● Problem requirements: Images are excluded; otherwise, output every record exactly.

● Exercise data:

+--

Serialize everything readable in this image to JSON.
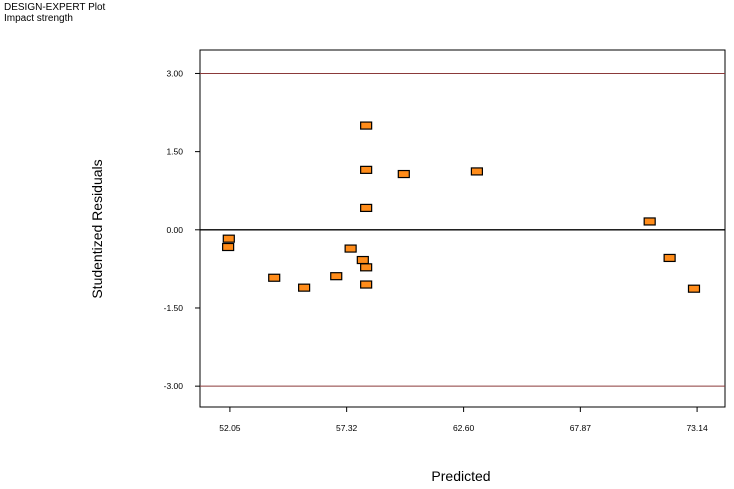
{
  "header": {
    "title": "DESIGN-EXPERT Plot",
    "subtitle": "Impact strength"
  },
  "chart_data": {
    "type": "scatter",
    "title": "",
    "xlabel": "Predicted",
    "ylabel": "Studentized Residuals",
    "xlim": [
      50.7,
      74.4
    ],
    "ylim": [
      -3.4,
      3.45
    ],
    "x_ticks": [
      52.05,
      57.32,
      62.6,
      67.87,
      73.14
    ],
    "x_tick_labels": [
      "52.05",
      "57.32",
      "62.60",
      "67.87",
      "73.14"
    ],
    "y_ticks": [
      3.0,
      1.5,
      0.0,
      -1.5,
      -3.0
    ],
    "y_tick_labels": [
      "3.00",
      "1.50",
      "0.00",
      "-1.50",
      "-3.00"
    ],
    "reference_lines": [
      {
        "y": 3.0,
        "color": "#8b3a3a"
      },
      {
        "y": 0.0,
        "color": "#000000"
      },
      {
        "y": -3.0,
        "color": "#8b3a3a"
      }
    ],
    "marker_color": "#ff8c1a",
    "marker_edge": "#000000",
    "grid": false,
    "points": [
      {
        "x": 52.0,
        "y": -0.17
      },
      {
        "x": 51.97,
        "y": -0.33
      },
      {
        "x": 54.05,
        "y": -0.92
      },
      {
        "x": 55.4,
        "y": -1.11
      },
      {
        "x": 56.85,
        "y": -0.89
      },
      {
        "x": 57.5,
        "y": -0.36
      },
      {
        "x": 58.05,
        "y": -0.58
      },
      {
        "x": 58.2,
        "y": -0.72
      },
      {
        "x": 58.2,
        "y": -1.05
      },
      {
        "x": 58.2,
        "y": 0.42
      },
      {
        "x": 58.2,
        "y": 1.15
      },
      {
        "x": 58.2,
        "y": 2.0
      },
      {
        "x": 59.9,
        "y": 1.07
      },
      {
        "x": 63.2,
        "y": 1.12
      },
      {
        "x": 71.0,
        "y": 0.16
      },
      {
        "x": 71.9,
        "y": -0.54
      },
      {
        "x": 73.0,
        "y": -1.13
      }
    ]
  }
}
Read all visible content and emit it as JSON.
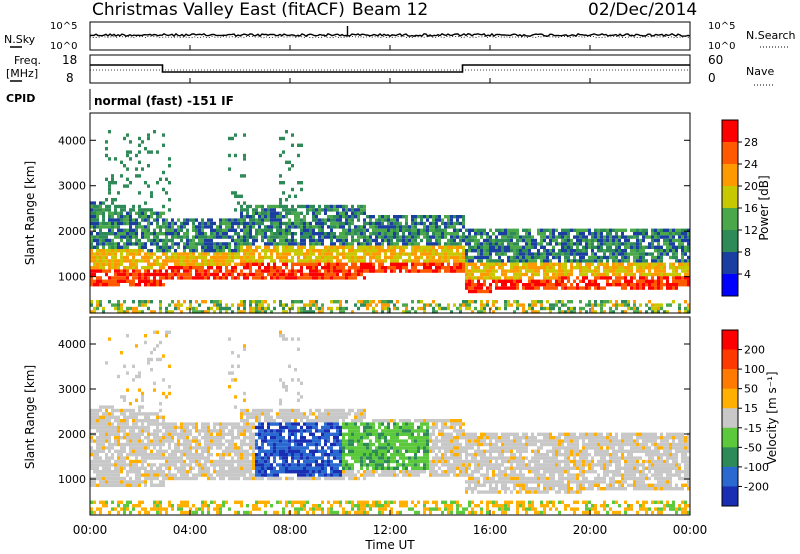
{
  "header": {
    "radar": "Christmas Valley East (fitACF)",
    "beam": "Beam 12",
    "date": "02/Dec/2014"
  },
  "top_panels": {
    "nsky_label": "N.Sky",
    "nsky_ticks": [
      "10^5",
      "10^0"
    ],
    "nsearch_label": "N.Search",
    "nsearch_ticks": [
      "10^5",
      "10^0"
    ],
    "freq_label_1": "Freq.",
    "freq_label_2": "[MHz]",
    "freq_ticks": [
      "18",
      "8"
    ],
    "nave_label": "Nave",
    "nave_ticks": [
      "60",
      "0"
    ],
    "cpid_label": "CPID",
    "cpid_value": "normal (fast) -151 IF"
  },
  "chart_data": [
    {
      "type": "heatmap",
      "name": "power",
      "ylabel": "Slant Range [km]",
      "yticks": [
        "1000",
        "2000",
        "3000",
        "4000"
      ],
      "ylim": [
        200,
        4600
      ],
      "colorbar_label": "Power [dB]",
      "colorbar_ticks": [
        "4",
        "8",
        "12",
        "16",
        "20",
        "24",
        "28"
      ],
      "colorbar_range": [
        0,
        32
      ],
      "colors": [
        "#0000ff",
        "#1a3fa0",
        "#2e8b57",
        "#4aa84a",
        "#c8c800",
        "#ff9900",
        "#ff5a00",
        "#ff0000"
      ]
    },
    {
      "type": "heatmap",
      "name": "velocity",
      "ylabel": "Slant Range [km]",
      "yticks": [
        "1000",
        "2000",
        "3000",
        "4000"
      ],
      "ylim": [
        200,
        4600
      ],
      "colorbar_label": "Velocity [m s⁻¹]",
      "colorbar_ticks": [
        "200",
        "100",
        "50",
        "15",
        "-15",
        "-50",
        "-100",
        "-200"
      ],
      "colors": [
        "#1a2eb4",
        "#2a6ad0",
        "#2e8b57",
        "#5cc83c",
        "#c8c8c8",
        "#ffb000",
        "#ff7a00",
        "#ff3a00",
        "#ff0000"
      ]
    }
  ],
  "x_axis": {
    "label": "Time UT",
    "ticks": [
      "00:00",
      "04:00",
      "08:00",
      "12:00",
      "16:00",
      "20:00",
      "00:00"
    ],
    "hours": [
      0,
      4,
      8,
      12,
      16,
      20,
      24
    ]
  }
}
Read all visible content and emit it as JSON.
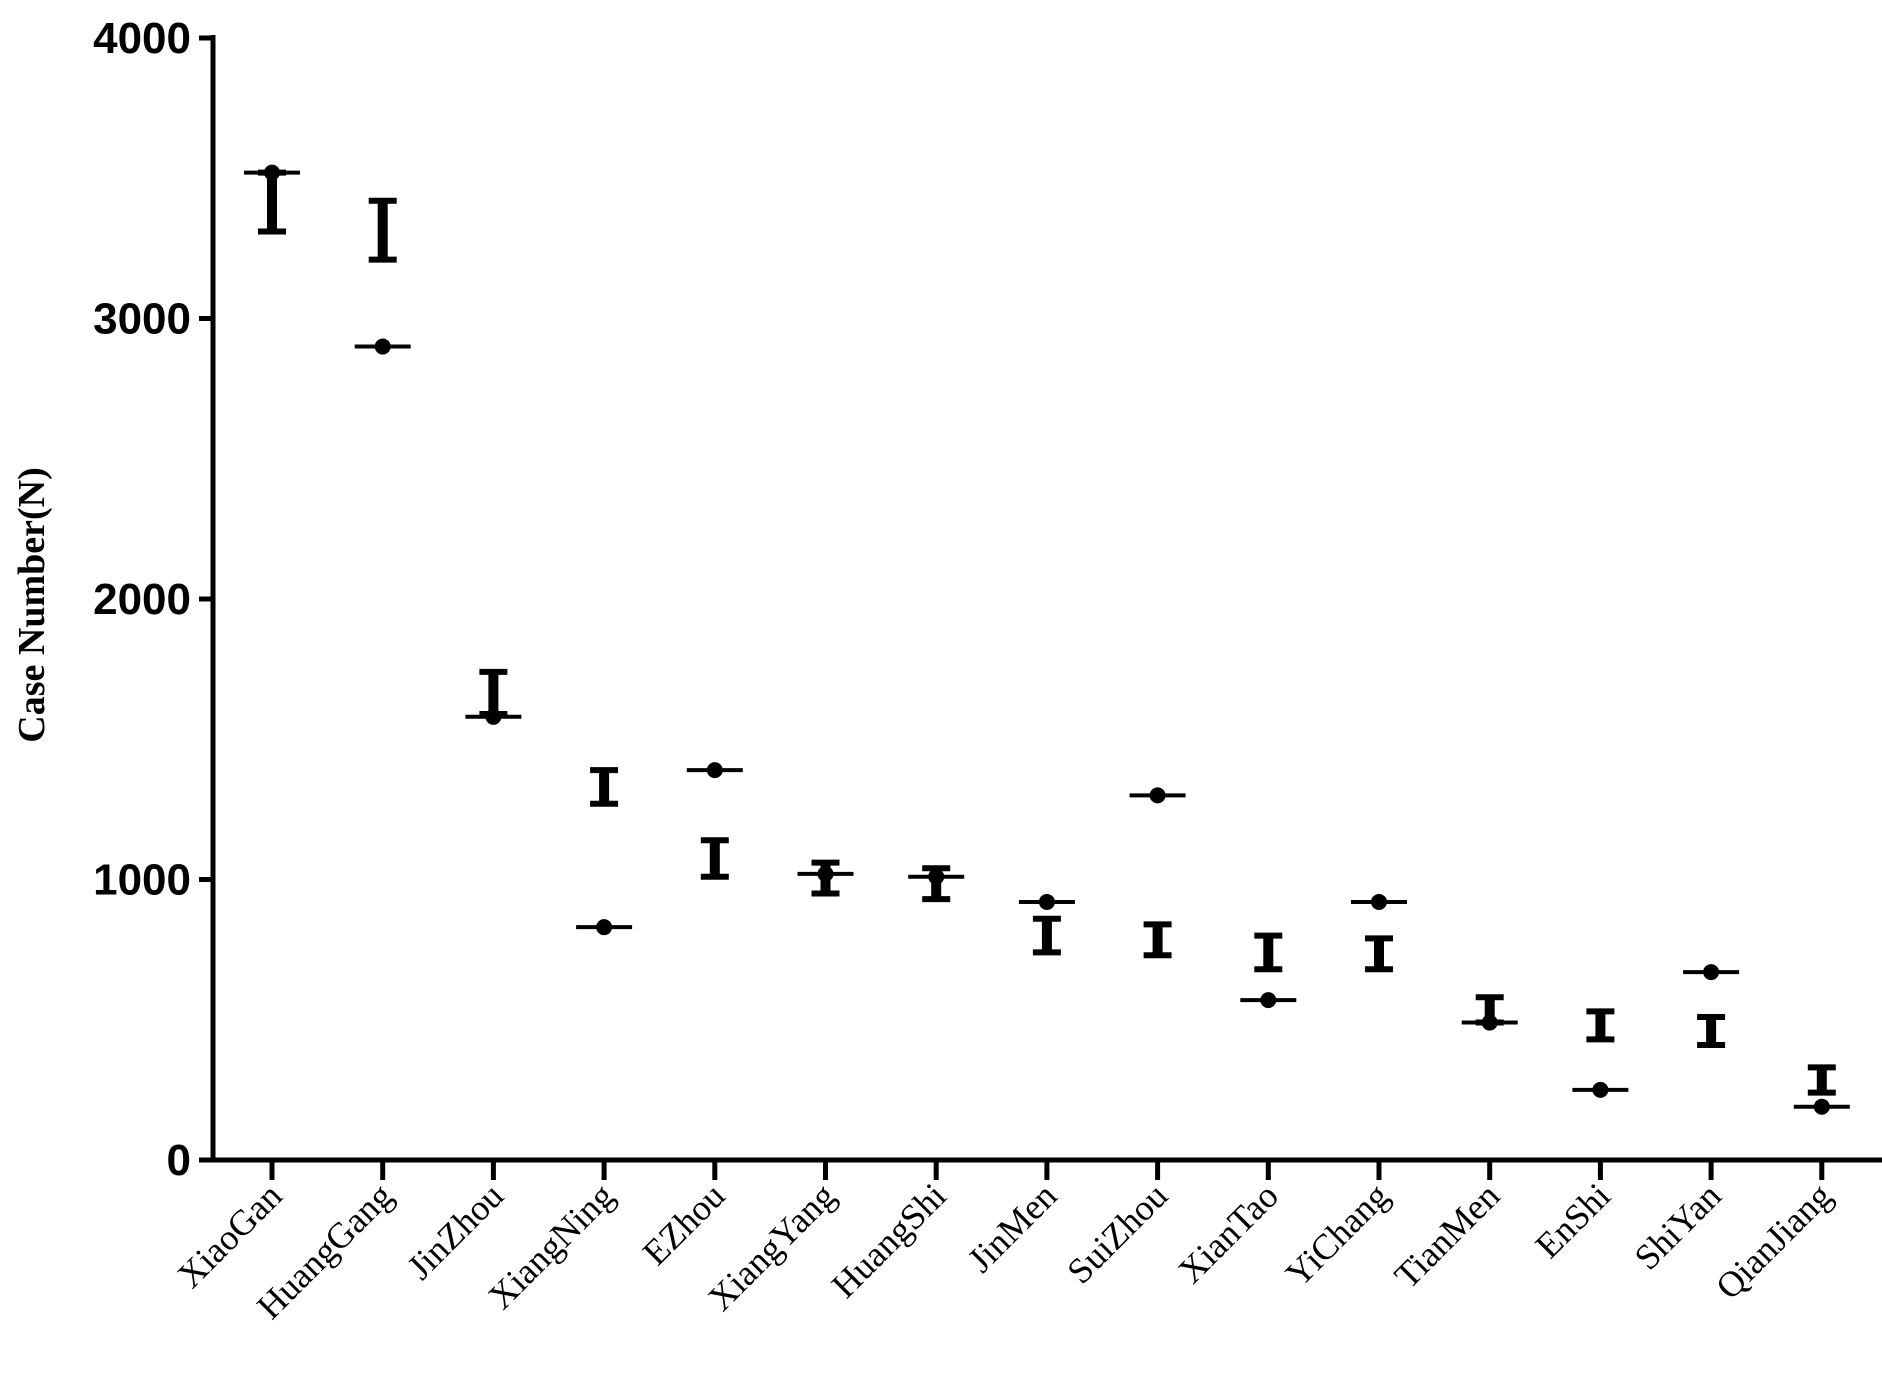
{
  "chart_data": {
    "type": "scatter",
    "title": "",
    "xlabel": "",
    "ylabel": "Case Number(N)",
    "ylim": [
      0,
      4000
    ],
    "yticks": [
      "0",
      "1000",
      "2000",
      "3000",
      "4000"
    ],
    "grid": false,
    "legend": "none",
    "categories": [
      "XiaoGan",
      "HuangGang",
      "JinZhou",
      "XiangNing",
      "EZhou",
      "XiangYang",
      "HuangShi",
      "JinMen",
      "SuiZhou",
      "XianTao",
      "YiChang",
      "TianMen",
      "EnShi",
      "ShiYan",
      "QianJiang"
    ],
    "series": [
      {
        "marker": "dot-with-line",
        "values": [
          3520,
          2900,
          1580,
          830,
          1390,
          1020,
          1010,
          920,
          1300,
          570,
          920,
          490,
          250,
          670,
          190
        ]
      },
      {
        "marker": "interval",
        "intervals": [
          [
            3310,
            3520
          ],
          [
            3210,
            3420
          ],
          [
            1590,
            1740
          ],
          [
            1270,
            1390
          ],
          [
            1010,
            1140
          ],
          [
            950,
            1060
          ],
          [
            930,
            1040
          ],
          [
            740,
            860
          ],
          [
            730,
            840
          ],
          [
            680,
            800
          ],
          [
            680,
            790
          ],
          [
            490,
            580
          ],
          [
            430,
            530
          ],
          [
            410,
            510
          ],
          [
            240,
            330
          ]
        ]
      }
    ],
    "colors": {
      "marks": "#000000",
      "background": "#ffffff"
    }
  }
}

+--

● Completed exercise:
Serialize everything readable in this image to JSON.
{
  "header": {
    "title": "DESIGN-EXPERT Plot",
    "subtitle": "Impact strength"
  },
  "chart_data": {
    "type": "scatter",
    "title": "",
    "xlabel": "Predicted",
    "ylabel": "Studentized Residuals",
    "xlim": [
      50.7,
      74.4
    ],
    "ylim": [
      -3.4,
      3.45
    ],
    "x_ticks": [
      52.05,
      57.32,
      62.6,
      67.87,
      73.14
    ],
    "x_tick_labels": [
      "52.05",
      "57.32",
      "62.60",
      "67.87",
      "73.14"
    ],
    "y_ticks": [
      3.0,
      1.5,
      0.0,
      -1.5,
      -3.0
    ],
    "y_tick_labels": [
      "3.00",
      "1.50",
      "0.00",
      "-1.50",
      "-3.00"
    ],
    "reference_lines": [
      {
        "y": 3.0,
        "color": "#8b3a3a"
      },
      {
        "y": 0.0,
        "color": "#000000"
      },
      {
        "y": -3.0,
        "color": "#8b3a3a"
      }
    ],
    "marker_color": "#ff8c1a",
    "marker_edge": "#000000",
    "grid": false,
    "points": [
      {
        "x": 52.0,
        "y": -0.17
      },
      {
        "x": 51.97,
        "y": -0.33
      },
      {
        "x": 54.05,
        "y": -0.92
      },
      {
        "x": 55.4,
        "y": -1.11
      },
      {
        "x": 56.85,
        "y": -0.89
      },
      {
        "x": 57.5,
        "y": -0.36
      },
      {
        "x": 58.05,
        "y": -0.58
      },
      {
        "x": 58.2,
        "y": -0.72
      },
      {
        "x": 58.2,
        "y": -1.05
      },
      {
        "x": 58.2,
        "y": 0.42
      },
      {
        "x": 58.2,
        "y": 1.15
      },
      {
        "x": 58.2,
        "y": 2.0
      },
      {
        "x": 59.9,
        "y": 1.07
      },
      {
        "x": 63.2,
        "y": 1.12
      },
      {
        "x": 71.0,
        "y": 0.16
      },
      {
        "x": 71.9,
        "y": -0.54
      },
      {
        "x": 73.0,
        "y": -1.13
      }
    ]
  }
}
Read all visible content and emit it as JSON.
{
  "header": {
    "radar": "Christmas Valley East (fitACF)",
    "beam": "Beam 12",
    "date": "02/Dec/2014"
  },
  "top_panels": {
    "nsky_label": "N.Sky",
    "nsky_ticks": [
      "10^5",
      "10^0"
    ],
    "nsearch_label": "N.Search",
    "nsearch_ticks": [
      "10^5",
      "10^0"
    ],
    "freq_label_1": "Freq.",
    "freq_label_2": "[MHz]",
    "freq_ticks": [
      "18",
      "8"
    ],
    "nave_label": "Nave",
    "nave_ticks": [
      "60",
      "0"
    ],
    "cpid_label": "CPID",
    "cpid_value": "normal (fast) -151 IF"
  },
  "chart_data": [
    {
      "type": "heatmap",
      "name": "power",
      "ylabel": "Slant Range [km]",
      "yticks": [
        "1000",
        "2000",
        "3000",
        "4000"
      ],
      "ylim": [
        200,
        4600
      ],
      "colorbar_label": "Power [dB]",
      "colorbar_ticks": [
        "4",
        "8",
        "12",
        "16",
        "20",
        "24",
        "28"
      ],
      "colorbar_range": [
        0,
        32
      ],
      "colors": [
        "#0000ff",
        "#1a3fa0",
        "#2e8b57",
        "#4aa84a",
        "#c8c800",
        "#ff9900",
        "#ff5a00",
        "#ff0000"
      ]
    },
    {
      "type": "heatmap",
      "name": "velocity",
      "ylabel": "Slant Range [km]",
      "yticks": [
        "1000",
        "2000",
        "3000",
        "4000"
      ],
      "ylim": [
        200,
        4600
      ],
      "colorbar_label": "Velocity [m s⁻¹]",
      "colorbar_ticks": [
        "200",
        "100",
        "50",
        "15",
        "-15",
        "-50",
        "-100",
        "-200"
      ],
      "colors": [
        "#1a2eb4",
        "#2a6ad0",
        "#2e8b57",
        "#5cc83c",
        "#c8c8c8",
        "#ffb000",
        "#ff7a00",
        "#ff3a00",
        "#ff0000"
      ]
    }
  ],
  "x_axis": {
    "label": "Time UT",
    "ticks": [
      "00:00",
      "04:00",
      "08:00",
      "12:00",
      "16:00",
      "20:00",
      "00:00"
    ],
    "hours": [
      0,
      4,
      8,
      12,
      16,
      20,
      24
    ]
  }
}
Read all visible content and emit it as JSON.
{
  "chart_data": {
    "type": "scatter",
    "title": "",
    "xlabel": "",
    "ylabel": "Case Number(N)",
    "ylim": [
      0,
      4000
    ],
    "yticks": [
      "0",
      "1000",
      "2000",
      "3000",
      "4000"
    ],
    "grid": false,
    "legend": "none",
    "categories": [
      "XiaoGan",
      "HuangGang",
      "JinZhou",
      "XiangNing",
      "EZhou",
      "XiangYang",
      "HuangShi",
      "JinMen",
      "SuiZhou",
      "XianTao",
      "YiChang",
      "TianMen",
      "EnShi",
      "ShiYan",
      "QianJiang"
    ],
    "series": [
      {
        "marker": "dot-with-line",
        "values": [
          3520,
          2900,
          1580,
          830,
          1390,
          1020,
          1010,
          920,
          1300,
          570,
          920,
          490,
          250,
          670,
          190
        ]
      },
      {
        "marker": "interval",
        "intervals": [
          [
            3310,
            3520
          ],
          [
            3210,
            3420
          ],
          [
            1590,
            1740
          ],
          [
            1270,
            1390
          ],
          [
            1010,
            1140
          ],
          [
            950,
            1060
          ],
          [
            930,
            1040
          ],
          [
            740,
            860
          ],
          [
            730,
            840
          ],
          [
            680,
            800
          ],
          [
            680,
            790
          ],
          [
            490,
            580
          ],
          [
            430,
            530
          ],
          [
            410,
            510
          ],
          [
            240,
            330
          ]
        ]
      }
    ],
    "colors": {
      "marks": "#000000",
      "background": "#ffffff"
    }
  }
}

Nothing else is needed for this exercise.